[Dataset entries on figures]
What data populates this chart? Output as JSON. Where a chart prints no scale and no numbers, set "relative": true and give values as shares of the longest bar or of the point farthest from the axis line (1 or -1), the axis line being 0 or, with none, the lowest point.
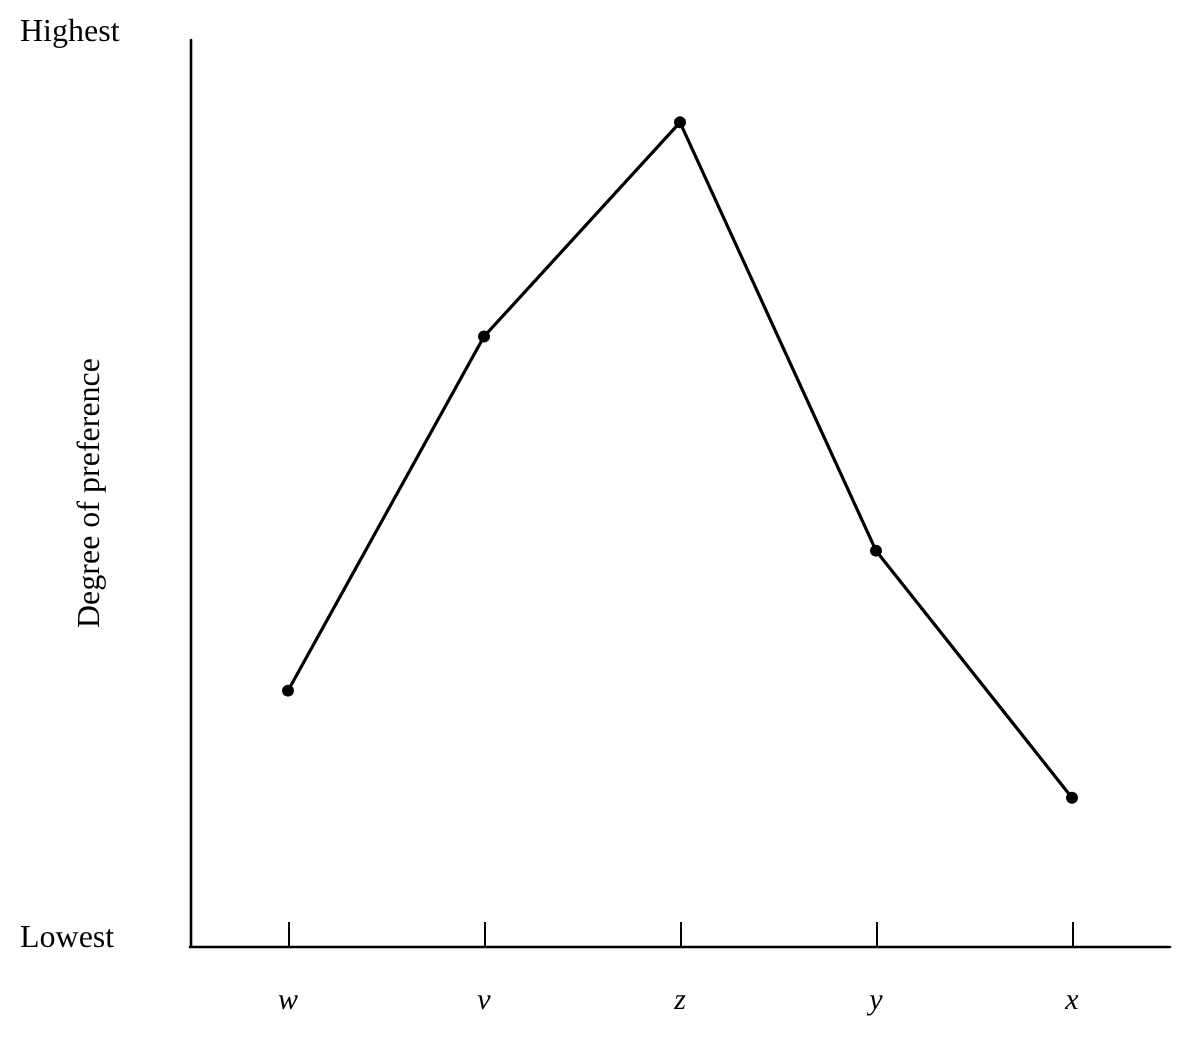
{
  "chart_data": {
    "type": "line",
    "ylabel": "Degree of preference",
    "categories": [
      "w",
      "v",
      "z",
      "y",
      "x"
    ],
    "series": [
      {
        "color": "#000000",
        "values": [
          0.31,
          0.74,
          1,
          0.48,
          0.18
        ]
      }
    ],
    "relative": true,
    "annotations": [
      "Highest",
      "Lowest"
    ],
    "grid": false,
    "marker": "circle",
    "line_style": "solid"
  }
}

Task instructions –
Reproduce all of the data exactly; the pictures do not belong in the copy.

Result of this task –
What data populates this chart? Output as JSON. Where a chart prints no scale and no numbers, set "relative": true and give values as shares of the longest bar or of the point farthest from the axis line (1 or -1), the axis line being 0 or, with none, the lowest point.
{
  "chart_data": {
    "type": "line",
    "ylabel": "Degree of preference",
    "categories": [
      "w",
      "v",
      "z",
      "y",
      "x"
    ],
    "series": [
      {
        "color": "#000000",
        "values": [
          0.31,
          0.74,
          1,
          0.48,
          0.18
        ]
      }
    ],
    "relative": true,
    "annotations": [
      "Highest",
      "Lowest"
    ],
    "grid": false,
    "marker": "circle",
    "line_style": "solid"
  }
}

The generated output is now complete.